**Problems to work on:**
1. Answer these questions about the Free Verse interview:
(a) Where did Dave Johnson found Free Verse?
(b) What were the redesigned probation waiting spaces renamed?
(c) How often did Johnson first come in to watch the waiting room?
2. How would you sum up the Free Verse interview in two sentences?
3. Write what comes next in the Free Verse interview, starting after Victoria's last question.

**Given passage:**
------------------------------------------------------------

Dave Johnson is a teaching artist bringing poetry to formerly incarcerated individuals in New York City through Free Verse. Inspired by his work with Teachers & Writers and as the Poet in Residence for the NYC Department of Probation, Johnson saw a need for an outlet that could cultivate poetry and address practical concerns like economic inequality. He founded Free Verse, a working artists program, in a probation office waiting room in the Bronx to give participants the chance to express themselves through poetry, prose, and song. A few graduates of his program now work as paid teaching assistants and help support the T&W workshop program at VISIONS: Services for the Blind and Visually Impaired. From February 23 to April 19, the Queens Museum will be exhibiting a retrospective of the last ten years of Dave’s work with Free Verse accompanied by a display of the courageous work of participants whose lives have been changed by the program.
In Spring of 2020, Victoria Collins spoke with Dave about Free Verse.
Victoria: How did you begin working with formerly incarcerated individuals?
Dave: One of the things I discovered in partnering with Lonni Tanner and the New York City Department of Design and Construction through research was how long people were waiting in New York City probation offices and we began to focus on the waiting spaces within the NYC Department of Probation.
They redesigned these spaces in probation facilities all over the city—each borough has one. In Brooklyn, there are three. They renamed them NeONs (Network Opportunity Networks) and tried to recreate the space and make it something more than a correctional facility.
We redesigned the furniture, started putting art on the walls and even had graffiti artists come in and do the bathrooms. It’s funny: after we did that, we didn’t have the problem of people writing on the bathroom walls. But nothing had really changed and there was no new money going into the system, so there was nothing really getting at the root of the problem.
Victoria: How did you go from redesigning these spaces to leading poetry workshops in the waiting rooms?
Dave: I started by coming in a couple days a week and just watching. It took me a couple of months but it eventually came to me and I said,”I think we can turn this space into a cafe.” I think we can change what this space represents so that when people are waiting, it’s not for nothing. Things are actually being achieved and accomplished. And yeah, you had to sit here all day because it was mandated by the court, but while you were here, you could write a book, we could record a CD.
It was organic. I never set out to start the Free Verse writing program. I figured, after three months, they’d say “hey, that was fun,” and I’d be out looking for work, but probation had serious needs and the longer I stayed, the more I realized that this was more than a poetry program.
Victoria: Was it difficult to get people interested in poetry?

------------------------------------------------------------

Region and label listings

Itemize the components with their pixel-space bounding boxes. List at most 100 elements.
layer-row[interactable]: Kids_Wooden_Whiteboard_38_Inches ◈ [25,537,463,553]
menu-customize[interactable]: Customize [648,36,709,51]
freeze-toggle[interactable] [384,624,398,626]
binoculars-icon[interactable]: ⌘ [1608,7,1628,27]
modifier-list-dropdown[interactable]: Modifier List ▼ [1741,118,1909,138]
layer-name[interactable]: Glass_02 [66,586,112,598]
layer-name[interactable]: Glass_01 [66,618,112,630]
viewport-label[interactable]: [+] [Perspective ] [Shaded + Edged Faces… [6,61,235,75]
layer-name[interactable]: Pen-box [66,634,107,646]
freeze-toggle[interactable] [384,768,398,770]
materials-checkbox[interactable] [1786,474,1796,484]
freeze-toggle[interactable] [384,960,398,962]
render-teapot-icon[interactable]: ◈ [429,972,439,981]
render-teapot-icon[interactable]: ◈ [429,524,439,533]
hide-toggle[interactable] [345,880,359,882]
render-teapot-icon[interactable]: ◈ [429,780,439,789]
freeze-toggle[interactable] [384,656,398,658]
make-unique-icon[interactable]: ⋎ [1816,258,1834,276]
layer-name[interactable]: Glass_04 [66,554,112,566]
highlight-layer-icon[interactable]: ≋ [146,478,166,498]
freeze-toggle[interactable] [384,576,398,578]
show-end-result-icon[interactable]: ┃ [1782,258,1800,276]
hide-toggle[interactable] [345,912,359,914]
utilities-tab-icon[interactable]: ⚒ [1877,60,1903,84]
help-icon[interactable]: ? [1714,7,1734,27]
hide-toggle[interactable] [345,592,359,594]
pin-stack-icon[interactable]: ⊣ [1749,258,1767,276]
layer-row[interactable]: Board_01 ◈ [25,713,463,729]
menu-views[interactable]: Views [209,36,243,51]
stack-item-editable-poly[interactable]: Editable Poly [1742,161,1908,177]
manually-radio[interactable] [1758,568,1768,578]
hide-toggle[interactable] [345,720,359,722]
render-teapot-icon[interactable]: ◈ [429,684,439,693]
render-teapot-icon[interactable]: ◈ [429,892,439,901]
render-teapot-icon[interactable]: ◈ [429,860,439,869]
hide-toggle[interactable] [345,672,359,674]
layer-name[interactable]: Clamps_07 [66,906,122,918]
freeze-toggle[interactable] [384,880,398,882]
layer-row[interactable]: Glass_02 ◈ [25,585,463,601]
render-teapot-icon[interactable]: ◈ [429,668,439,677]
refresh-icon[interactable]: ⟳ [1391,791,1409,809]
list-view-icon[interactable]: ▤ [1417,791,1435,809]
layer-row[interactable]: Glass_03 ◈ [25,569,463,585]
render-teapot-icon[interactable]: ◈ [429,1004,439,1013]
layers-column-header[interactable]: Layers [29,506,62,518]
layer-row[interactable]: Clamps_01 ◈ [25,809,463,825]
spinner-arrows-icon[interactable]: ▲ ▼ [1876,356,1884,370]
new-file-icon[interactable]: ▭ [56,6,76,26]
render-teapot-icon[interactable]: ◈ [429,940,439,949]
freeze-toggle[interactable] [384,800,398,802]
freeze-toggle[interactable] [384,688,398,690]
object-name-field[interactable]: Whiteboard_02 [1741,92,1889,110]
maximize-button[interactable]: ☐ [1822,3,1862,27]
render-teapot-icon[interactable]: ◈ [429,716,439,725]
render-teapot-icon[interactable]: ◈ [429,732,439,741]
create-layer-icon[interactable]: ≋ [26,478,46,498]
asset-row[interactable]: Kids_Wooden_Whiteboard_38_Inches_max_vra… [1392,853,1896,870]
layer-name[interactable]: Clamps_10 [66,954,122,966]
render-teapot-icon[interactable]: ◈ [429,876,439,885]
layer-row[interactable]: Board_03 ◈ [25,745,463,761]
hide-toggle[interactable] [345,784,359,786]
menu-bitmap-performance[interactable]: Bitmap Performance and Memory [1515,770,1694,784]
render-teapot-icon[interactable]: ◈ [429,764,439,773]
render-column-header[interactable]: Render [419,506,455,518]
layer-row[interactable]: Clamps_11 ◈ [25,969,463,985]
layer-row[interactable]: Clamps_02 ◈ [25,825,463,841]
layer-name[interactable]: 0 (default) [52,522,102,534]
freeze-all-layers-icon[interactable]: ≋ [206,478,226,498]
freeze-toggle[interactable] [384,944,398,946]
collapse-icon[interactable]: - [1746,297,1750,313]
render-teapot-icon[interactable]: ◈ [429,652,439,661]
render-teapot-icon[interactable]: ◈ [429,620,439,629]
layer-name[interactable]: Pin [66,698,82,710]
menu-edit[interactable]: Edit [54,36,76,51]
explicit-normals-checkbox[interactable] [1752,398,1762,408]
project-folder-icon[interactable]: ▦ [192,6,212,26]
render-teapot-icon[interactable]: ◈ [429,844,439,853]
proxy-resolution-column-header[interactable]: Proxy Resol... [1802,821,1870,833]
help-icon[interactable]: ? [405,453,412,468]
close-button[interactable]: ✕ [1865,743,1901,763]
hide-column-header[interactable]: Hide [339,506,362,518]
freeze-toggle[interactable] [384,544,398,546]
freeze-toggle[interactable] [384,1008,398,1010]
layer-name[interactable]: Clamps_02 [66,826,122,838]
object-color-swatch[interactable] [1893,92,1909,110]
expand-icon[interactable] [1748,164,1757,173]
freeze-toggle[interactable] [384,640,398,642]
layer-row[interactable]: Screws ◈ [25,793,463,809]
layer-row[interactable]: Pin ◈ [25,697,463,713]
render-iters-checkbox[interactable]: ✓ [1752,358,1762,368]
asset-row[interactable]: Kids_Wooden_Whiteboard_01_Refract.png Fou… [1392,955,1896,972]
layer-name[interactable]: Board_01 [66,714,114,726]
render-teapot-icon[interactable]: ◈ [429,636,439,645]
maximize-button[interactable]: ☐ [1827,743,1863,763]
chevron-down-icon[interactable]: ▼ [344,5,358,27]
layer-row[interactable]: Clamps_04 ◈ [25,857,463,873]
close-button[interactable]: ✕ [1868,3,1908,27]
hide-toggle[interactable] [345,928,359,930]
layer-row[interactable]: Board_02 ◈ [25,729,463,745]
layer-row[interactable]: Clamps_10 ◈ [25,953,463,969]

------------------------------------------------------------

**Replies:**
1.
(a) In a probation office waiting room in the Bronx.
(b) NeONs (Network Opportunity Networks).
(c) A couple days a week.

2. Dave Johnson, a teaching artist who served as Poet in Residence for the NYC Department of Probation, founded Free Verse in a Bronx probation office waiting room to give participants a way to express themselves through poetry, prose, and song. Speaking with Victoria Collins in Spring of 2020, he explains that redesigning probation waiting spaces did not get at the root of the problem, so he proposed turning the waiting room into a place where people could write or record while they waited, and the program grew organically from there.

3.
Dave: In the beginning no one wanted to write. I’d go around and ask, “You wanna write a poem?” I set up a laptop in the middle of the room with a couple tables. At first I was facing out. There’s a door behind me where the probation officer comes out and calls people in & so everybody’s looking everytime that door opens because they wanna be called. They’ve been there for hours. Imagine being there 8 o’clock in the morning and your probation officer leaves at one for lunch and you haven’t seen him yet. And they have to walk through that space.
“I gotta go to work”
“I’m gonna get fired”
“I gotta feed my kids”
“I’m gonna be in worse shape than I was when I came here.”
It’s real. And I used to say when I was a kid, “I wanna be a part of the revolution,” and it dawned on me that if a revolution is ever gonna happen, it’ll be right here in this room. Something is happening here. These folks need something. It’s poetry, but it’s something even more. There’s stories that need to be told about why they are here.
That’s the basis of where we start. We believe in poetry. We believe in art. We believe in song. But it’s about opportunity. One thing I never do: I never ask people what they did to land there. Of course, they’ll tell stories. And it’s not that I don’t care, I don’t want that to be the basis of our conversation. Let’s approach this thing on level ground and see where it goes.
Victoria: How did Free Verse evolve into a working artist program?
Dave: Using the model of Teachers & Writers Collaborative—how they taught and how their educators went out—I thought “if I can teach these guys to write in this space and spark some kind of an initiative maybe I can get them to do what I do.” I’m not going to be here forever. I need someone to carry this on. There’s got to be people in this room that get it, that understand.
That’s why I started thinking about it as a working artist program. So I went back to the Dept of Probation and they saw we were making progress. For the first three months, I was the only one reading. I started an open mic. I had a captive audience. After a while, people were like “is he gonna read the whole time?” I said, “If no one’s gonna read, I’m gonna keep reading.” Eventually, they got sick of it. Now, I can’t get on the mic.
Victoria: How has Free Verse grown since its inception?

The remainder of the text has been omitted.